▶

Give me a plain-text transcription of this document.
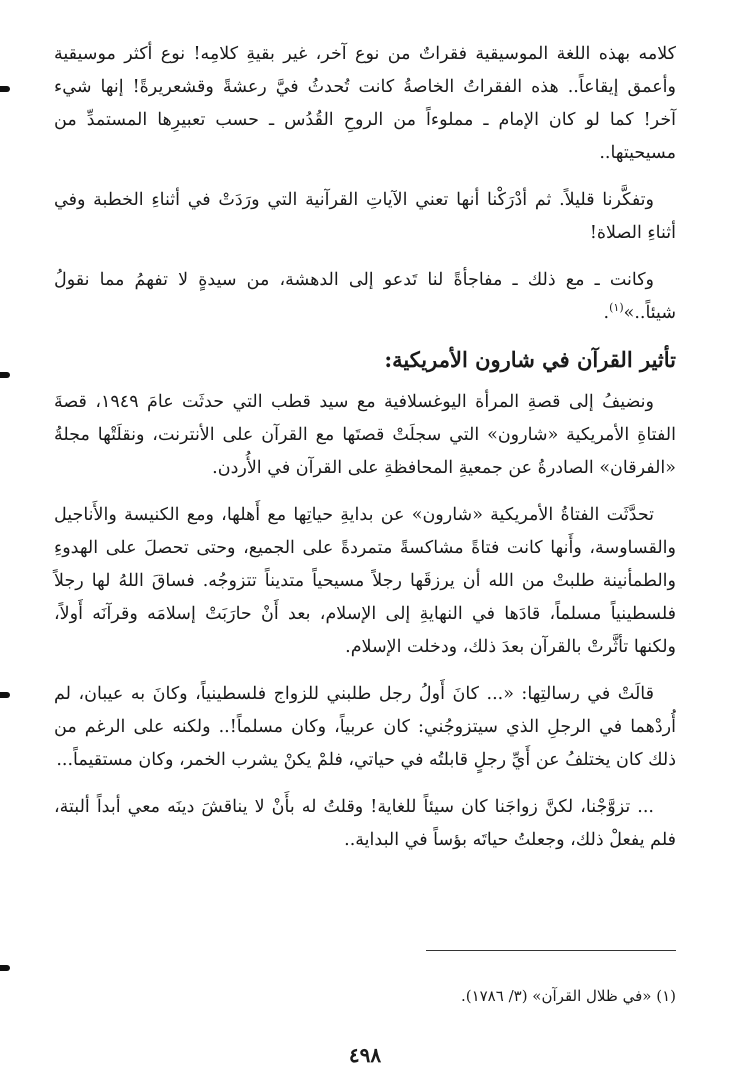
كلامه بهذه اللغة الموسيقية فقراتٌ من نوع آخر، غير بقيةِ كلامِه! نوع أكثر موسيقية وأعمق إيقاعاً.. هذه الفقراتُ الخاصةُ كانت تُحدثُ فيَّ رعشةً وقشعريرةً! إنها شيء آخر! كما لو كان الإمام ـ مملوءاً من الروحِ القُدُس ـ حسب تعبيرِها المستمدِّ من مسيحيتها..

وتفكَّرنا قليلاً. ثم أدْرَكْنا أنها تعني الآياتِ القرآنية التي ورَدَتْ في أثناءِ الخطبة وفي أثناءِ الصلاة!

وكانت ـ مع ذلك ـ مفاجأةً لنا تَدعو إلى الدهشة، من سيدةٍ لا تفهمُ مما نقولُ شيئاً..»$^{(١)}$.

تأثير القرآن في شارون الأمريكية:

ونضيفُ إلى قصةِ المرأة اليوغسلافية مع سيد قطب التي حدثَت عامَ ١٩٤٩، قصةَ الفتاةِ الأمريكية «شارون» التي سجلَتْ قصتَها مع القرآن على الأنترنت، ونقلَتْها مجلةُ «الفرقان» الصادرةُ عن جمعيةِ المحافظةِ على القرآن في الأُردن.

تحدَّثَت الفتاةُ الأمريكية «شارون» عن بدايةِ حياتِها مع أَهلها، ومع الكنيسة والأَناجيل والقساوسة، وأَنها كانت فتاةً مشاكسةً متمردةً على الجميع، وحتى تحصلَ على الهدوءِ والطمأنينة طلبتْ من الله أن يرزقَها رجلاً مسيحياً متديناً تتزوجُه. فساقَ اللهُ لها رجلاً فلسطينياً مسلماً، قادَها في النهايةِ إلى الإسلام، بعد أَنْ حارَبَتْ إسلامَه وقرآنَه أَولاً، ولكنها تأثَّرتْ بالقرآن بعدَ ذلك، ودخلت الإسلام.

قالَتْ في رسالتِها: «... كانَ أَولُ رجل طلبني للزواج فلسطينياً، وكانَ به عيبان، لم أُردْهما في الرجلِ الذي سيتزوجُني: كان عربياً، وكان مسلماً!.. ولكنه على الرغم من ذلك كان يختلفُ عن أَيِّ رجلٍ قابلتُه في حياتي، فلمْ يكنْ يشرب الخمر، وكان مستقيماً...

... تزوَّجْنا، لكنَّ زواجَنا كان سيئاً للغاية! وقلتُ له بأَنْ لا يناقشَ دينَه معي أبداً ألبتة، فلم يفعلْ ذلك، وجعلتُ حياتَه بؤساً في البداية..

(١) «في ظلال القرآن» (٣/ ١٧٨٦).
٤٩٨
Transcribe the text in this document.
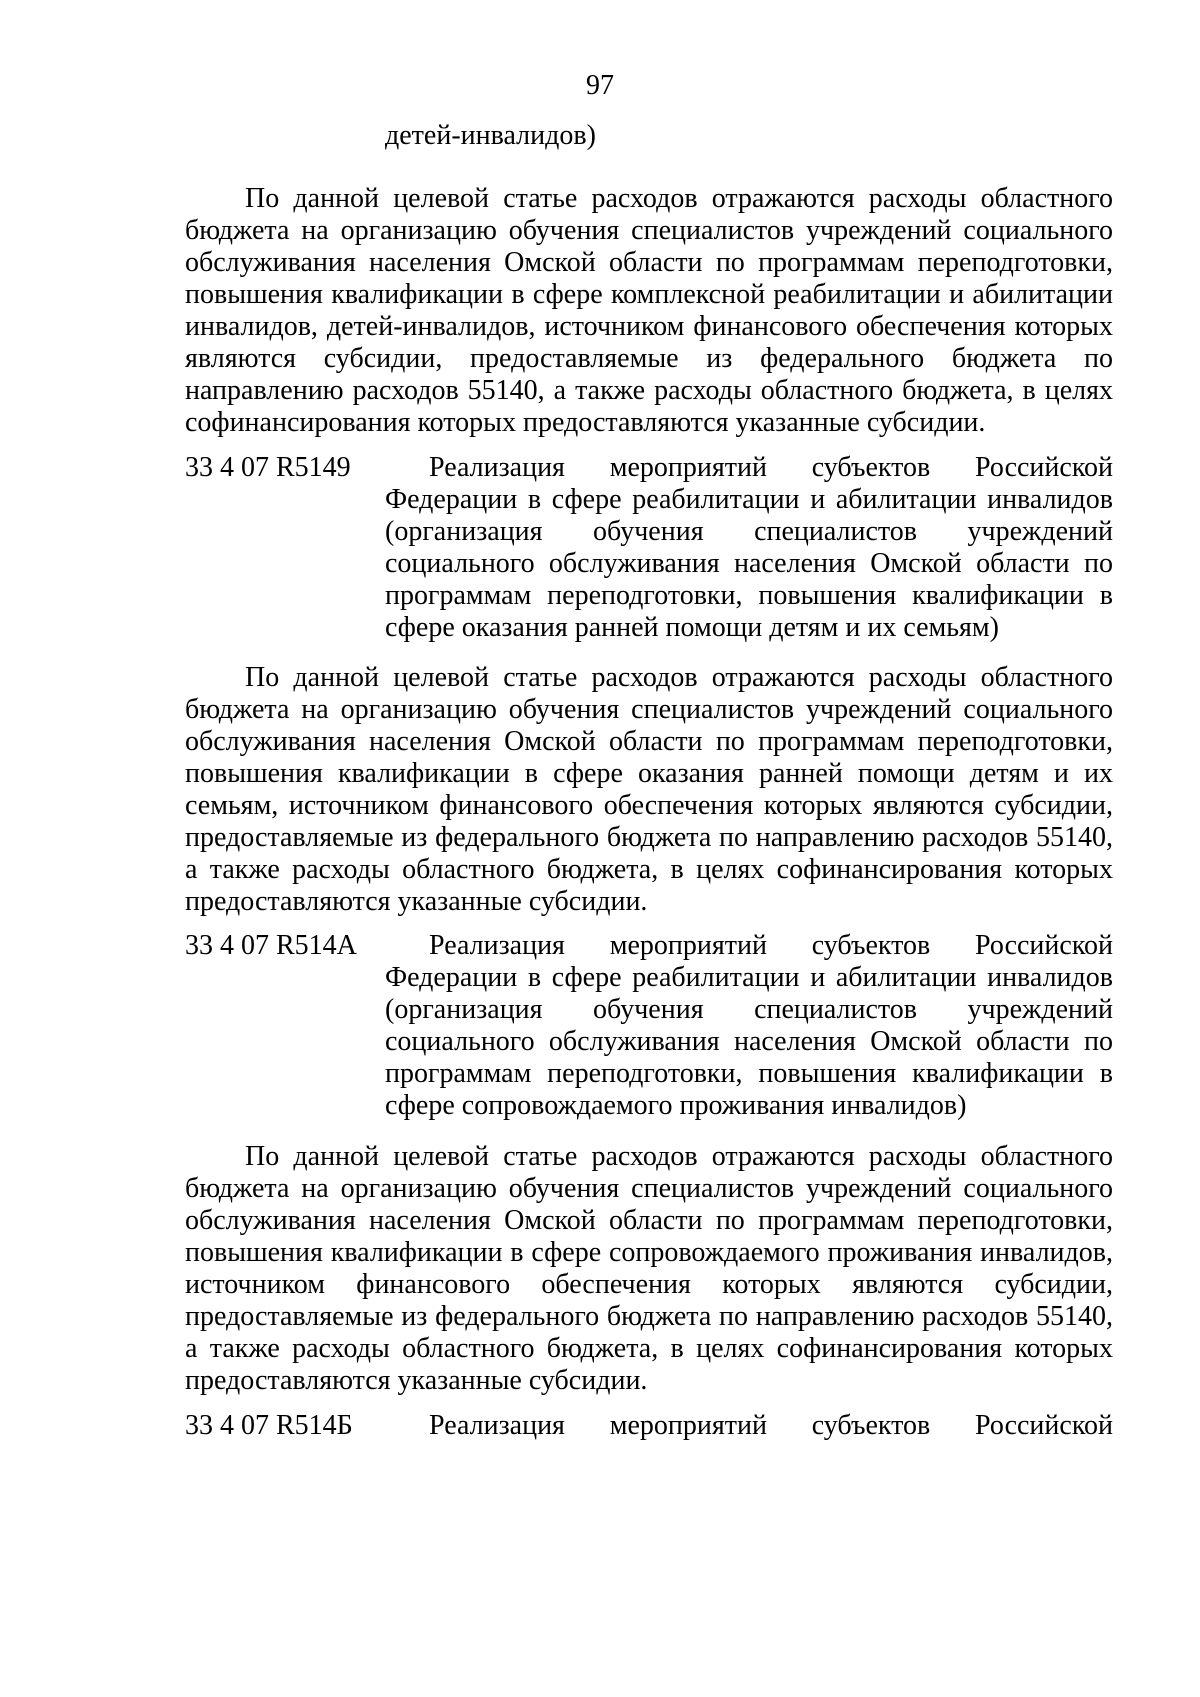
97

детей-инвалидов)

По данной целевой статье расходов отражаются расходы областного бюджета на организацию обучения специалистов учреждений социального обслуживания населения Омской области по программам переподготовки, повышения квалификации в сфере комплексной реабилитации и абилитации инвалидов, детей-инвалидов, источником финансового обеспечения которых являются субсидии, предоставляемые из федерального бюджета по направлению расходов 55140, а также расходы областного бюджета, в целях софинансирования которых предоставляются указанные субсидии.

33 4 07 R5149	Реализация мероприятий субъектов Российской Федерации в сфере реабилитации и абилитации инвалидов (организация обучения специалистов учреждений социального обслуживания населения Омской области по программам переподготовки, повышения квалификации в сфере оказания ранней помощи детям и их семьям)

По данной целевой статье расходов отражаются расходы областного бюджета на организацию обучения специалистов учреждений социального обслуживания населения Омской области по программам переподготовки, повышения квалификации в сфере оказания ранней помощи детям и их семьям, источником финансового обеспечения которых являются субсидии, предоставляемые из федерального бюджета по направлению расходов 55140, а также расходы областного бюджета, в целях софинансирования которых предоставляются указанные субсидии.

33 4 07 R514A	Реализация мероприятий субъектов Российской Федерации в сфере реабилитации и абилитации инвалидов (организация обучения специалистов учреждений социального обслуживания населения Омской области по программам переподготовки, повышения квалификации в сфере сопровождаемого проживания инвалидов)

По данной целевой статье расходов отражаются расходы областного бюджета на организацию обучения специалистов учреждений социального обслуживания населения Омской области по программам переподготовки, повышения квалификации в сфере сопровождаемого проживания инвалидов, источником финансового обеспечения которых являются субсидии, предоставляемые из федерального бюджета по направлению расходов 55140, а также расходы областного бюджета, в целях софинансирования которых предоставляются указанные субсидии.

33 4 07 R514Б	Реализация мероприятий субъектов Российской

◀

◆ What to work on ◆
Without the pictures, extract every entry verbatim.

◆ Task output ◆
Give me a plain-text transcription of this document.
كلامه بهذه اللغة الموسيقية فقراتٌ من نوع آخر، غير بقيةِ كلامِه! نوع أكثر موسيقية وأعمق إيقاعاً.. هذه الفقراتُ الخاصةُ كانت تُحدثُ فيَّ رعشةً وقشعريرةً! إنها شيء آخر! كما لو كان الإمام ـ مملوءاً من الروحِ القُدُس ـ حسب تعبيرِها المستمدِّ من مسيحيتها..

وتفكَّرنا قليلاً. ثم أدْرَكْنا أنها تعني الآياتِ القرآنية التي ورَدَتْ في أثناءِ الخطبة وفي أثناءِ الصلاة!

وكانت ـ مع ذلك ـ مفاجأةً لنا تَدعو إلى الدهشة، من سيدةٍ لا تفهمُ مما نقولُ شيئاً..»$^{(١)}$.

تأثير القرآن في شارون الأمريكية:

ونضيفُ إلى قصةِ المرأة اليوغسلافية مع سيد قطب التي حدثَت عامَ ١٩٤٩، قصةَ الفتاةِ الأمريكية «شارون» التي سجلَتْ قصتَها مع القرآن على الأنترنت، ونقلَتْها مجلةُ «الفرقان» الصادرةُ عن جمعيةِ المحافظةِ على القرآن في الأُردن.

تحدَّثَت الفتاةُ الأمريكية «شارون» عن بدايةِ حياتِها مع أَهلها، ومع الكنيسة والأَناجيل والقساوسة، وأَنها كانت فتاةً مشاكسةً متمردةً على الجميع، وحتى تحصلَ على الهدوءِ والطمأنينة طلبتْ من الله أن يرزقَها رجلاً مسيحياً متديناً تتزوجُه. فساقَ اللهُ لها رجلاً فلسطينياً مسلماً، قادَها في النهايةِ إلى الإسلام، بعد أَنْ حارَبَتْ إسلامَه وقرآنَه أَولاً، ولكنها تأثَّرتْ بالقرآن بعدَ ذلك، ودخلت الإسلام.

قالَتْ في رسالتِها: «... كانَ أَولُ رجل طلبني للزواج فلسطينياً، وكانَ به عيبان، لم أُردْهما في الرجلِ الذي سيتزوجُني: كان عربياً، وكان مسلماً!.. ولكنه على الرغم من ذلك كان يختلفُ عن أَيِّ رجلٍ قابلتُه في حياتي، فلمْ يكنْ يشرب الخمر، وكان مستقيماً...

... تزوَّجْنا، لكنَّ زواجَنا كان سيئاً للغاية! وقلتُ له بأَنْ لا يناقشَ دينَه معي أبداً ألبتة، فلم يفعلْ ذلك، وجعلتُ حياتَه بؤساً في البداية..

(١) «في ظلال القرآن» (٣/ ١٧٨٦).
٤٩٨
Transcribe the text in this document.
97

детей-инвалидов)

По данной целевой статье расходов отражаются расходы областного бюджета на организацию обучения специалистов учреждений социального обслуживания населения Омской области по программам переподготовки, повышения квалификации в сфере комплексной реабилитации и абилитации инвалидов, детей-инвалидов, источником финансового обеспечения которых являются субсидии, предоставляемые из федерального бюджета по направлению расходов 55140, а также расходы областного бюджета, в целях софинансирования которых предоставляются указанные субсидии.

33 4 07 R5149	Реализация мероприятий субъектов Российской Федерации в сфере реабилитации и абилитации инвалидов (организация обучения специалистов учреждений социального обслуживания населения Омской области по программам переподготовки, повышения квалификации в сфере оказания ранней помощи детям и их семьям)

По данной целевой статье расходов отражаются расходы областного бюджета на организацию обучения специалистов учреждений социального обслуживания населения Омской области по программам переподготовки, повышения квалификации в сфере оказания ранней помощи детям и их семьям, источником финансового обеспечения которых являются субсидии, предоставляемые из федерального бюджета по направлению расходов 55140, а также расходы областного бюджета, в целях софинансирования которых предоставляются указанные субсидии.

33 4 07 R514A	Реализация мероприятий субъектов Российской Федерации в сфере реабилитации и абилитации инвалидов (организация обучения специалистов учреждений социального обслуживания населения Омской области по программам переподготовки, повышения квалификации в сфере сопровождаемого проживания инвалидов)

По данной целевой статье расходов отражаются расходы областного бюджета на организацию обучения специалистов учреждений социального обслуживания населения Омской области по программам переподготовки, повышения квалификации в сфере сопровождаемого проживания инвалидов, источником финансового обеспечения которых являются субсидии, предоставляемые из федерального бюджета по направлению расходов 55140, а также расходы областного бюджета, в целях софинансирования которых предоставляются указанные субсидии.

33 4 07 R514Б	Реализация мероприятий субъектов Российской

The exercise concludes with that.